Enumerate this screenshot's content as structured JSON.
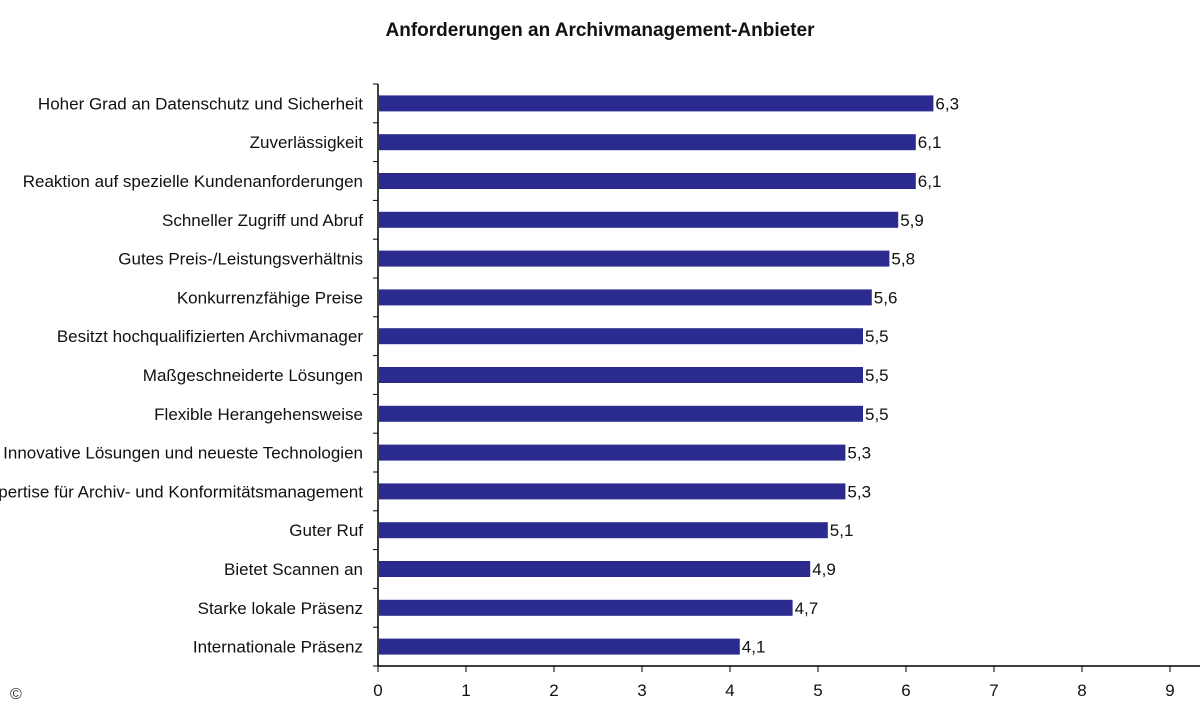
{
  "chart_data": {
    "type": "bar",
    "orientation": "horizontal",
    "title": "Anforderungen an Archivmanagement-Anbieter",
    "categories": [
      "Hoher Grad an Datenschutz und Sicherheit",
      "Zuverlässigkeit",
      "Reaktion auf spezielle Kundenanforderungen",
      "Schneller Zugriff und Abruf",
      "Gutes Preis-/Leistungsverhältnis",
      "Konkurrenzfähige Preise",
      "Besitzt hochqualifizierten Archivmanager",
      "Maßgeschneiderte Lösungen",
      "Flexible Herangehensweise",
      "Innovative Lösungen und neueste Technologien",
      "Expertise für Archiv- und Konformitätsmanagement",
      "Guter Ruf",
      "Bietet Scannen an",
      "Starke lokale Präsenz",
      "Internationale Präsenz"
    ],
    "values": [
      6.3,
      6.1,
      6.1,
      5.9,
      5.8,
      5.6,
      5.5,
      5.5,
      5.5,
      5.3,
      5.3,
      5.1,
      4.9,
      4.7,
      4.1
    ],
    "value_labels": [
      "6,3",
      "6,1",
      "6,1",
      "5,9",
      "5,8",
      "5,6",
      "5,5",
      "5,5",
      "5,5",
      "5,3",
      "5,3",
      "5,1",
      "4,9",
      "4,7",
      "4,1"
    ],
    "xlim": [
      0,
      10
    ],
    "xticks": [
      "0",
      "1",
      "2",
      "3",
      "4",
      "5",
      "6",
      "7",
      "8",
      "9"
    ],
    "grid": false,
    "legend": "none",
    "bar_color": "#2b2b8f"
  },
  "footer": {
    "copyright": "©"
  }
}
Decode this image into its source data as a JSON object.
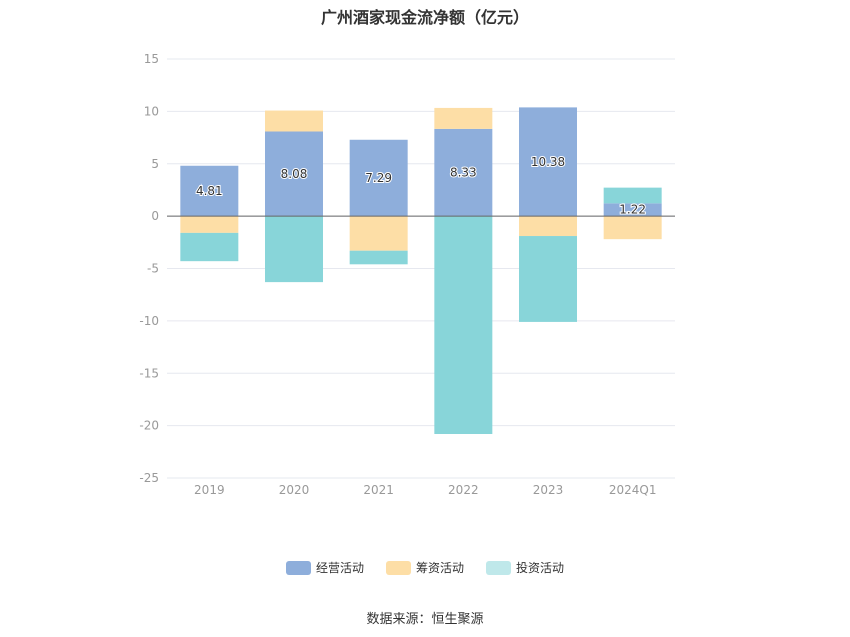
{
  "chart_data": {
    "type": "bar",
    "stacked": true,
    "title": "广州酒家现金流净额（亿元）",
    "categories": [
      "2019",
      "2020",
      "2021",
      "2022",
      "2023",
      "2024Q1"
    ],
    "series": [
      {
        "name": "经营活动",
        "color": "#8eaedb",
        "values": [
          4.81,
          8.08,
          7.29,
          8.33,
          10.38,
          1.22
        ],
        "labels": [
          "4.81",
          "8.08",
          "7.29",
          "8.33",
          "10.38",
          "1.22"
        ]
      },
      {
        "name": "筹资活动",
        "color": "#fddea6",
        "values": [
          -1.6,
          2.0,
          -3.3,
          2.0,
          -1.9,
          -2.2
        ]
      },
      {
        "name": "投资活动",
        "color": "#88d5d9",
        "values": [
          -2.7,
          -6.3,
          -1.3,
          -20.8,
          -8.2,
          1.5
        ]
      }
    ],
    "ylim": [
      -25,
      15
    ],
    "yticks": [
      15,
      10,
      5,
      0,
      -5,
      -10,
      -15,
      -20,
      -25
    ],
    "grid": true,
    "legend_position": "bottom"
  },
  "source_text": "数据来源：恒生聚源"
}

────

▶ _What you are asked to do_
Pictures stay out; repeat all the rest of the records exactly.

▶ _Output below_
Enumerate this screenshot's content as structured JSON.
{
  "chart_data": {
    "type": "bar",
    "orientation": "horizontal",
    "title": "Anforderungen an Archivmanagement-Anbieter",
    "categories": [
      "Hoher Grad an Datenschutz und Sicherheit",
      "Zuverlässigkeit",
      "Reaktion auf spezielle Kundenanforderungen",
      "Schneller Zugriff und Abruf",
      "Gutes Preis-/Leistungsverhältnis",
      "Konkurrenzfähige Preise",
      "Besitzt hochqualifizierten Archivmanager",
      "Maßgeschneiderte Lösungen",
      "Flexible Herangehensweise",
      "Innovative Lösungen und neueste Technologien",
      "Expertise für Archiv- und Konformitätsmanagement",
      "Guter Ruf",
      "Bietet Scannen an",
      "Starke lokale Präsenz",
      "Internationale Präsenz"
    ],
    "values": [
      6.3,
      6.1,
      6.1,
      5.9,
      5.8,
      5.6,
      5.5,
      5.5,
      5.5,
      5.3,
      5.3,
      5.1,
      4.9,
      4.7,
      4.1
    ],
    "value_labels": [
      "6,3",
      "6,1",
      "6,1",
      "5,9",
      "5,8",
      "5,6",
      "5,5",
      "5,5",
      "5,5",
      "5,3",
      "5,3",
      "5,1",
      "4,9",
      "4,7",
      "4,1"
    ],
    "xlim": [
      0,
      10
    ],
    "xticks": [
      "0",
      "1",
      "2",
      "3",
      "4",
      "5",
      "6",
      "7",
      "8",
      "9"
    ],
    "grid": false,
    "legend": "none",
    "bar_color": "#2b2b8f"
  },
  "footer": {
    "copyright": "©"
  }
}
Decode this image into its source data as a JSON object.
{
  "chart_data": {
    "type": "bar",
    "stacked": true,
    "title": "广州酒家现金流净额（亿元）",
    "categories": [
      "2019",
      "2020",
      "2021",
      "2022",
      "2023",
      "2024Q1"
    ],
    "series": [
      {
        "name": "经营活动",
        "color": "#8eaedb",
        "values": [
          4.81,
          8.08,
          7.29,
          8.33,
          10.38,
          1.22
        ],
        "labels": [
          "4.81",
          "8.08",
          "7.29",
          "8.33",
          "10.38",
          "1.22"
        ]
      },
      {
        "name": "筹资活动",
        "color": "#fddea6",
        "values": [
          -1.6,
          2.0,
          -3.3,
          2.0,
          -1.9,
          -2.2
        ]
      },
      {
        "name": "投资活动",
        "color": "#88d5d9",
        "values": [
          -2.7,
          -6.3,
          -1.3,
          -20.8,
          -8.2,
          1.5
        ]
      }
    ],
    "ylim": [
      -25,
      15
    ],
    "yticks": [
      15,
      10,
      5,
      0,
      -5,
      -10,
      -15,
      -20,
      -25
    ],
    "grid": true,
    "legend_position": "bottom"
  },
  "source_text": "数据来源：恒生聚源"
}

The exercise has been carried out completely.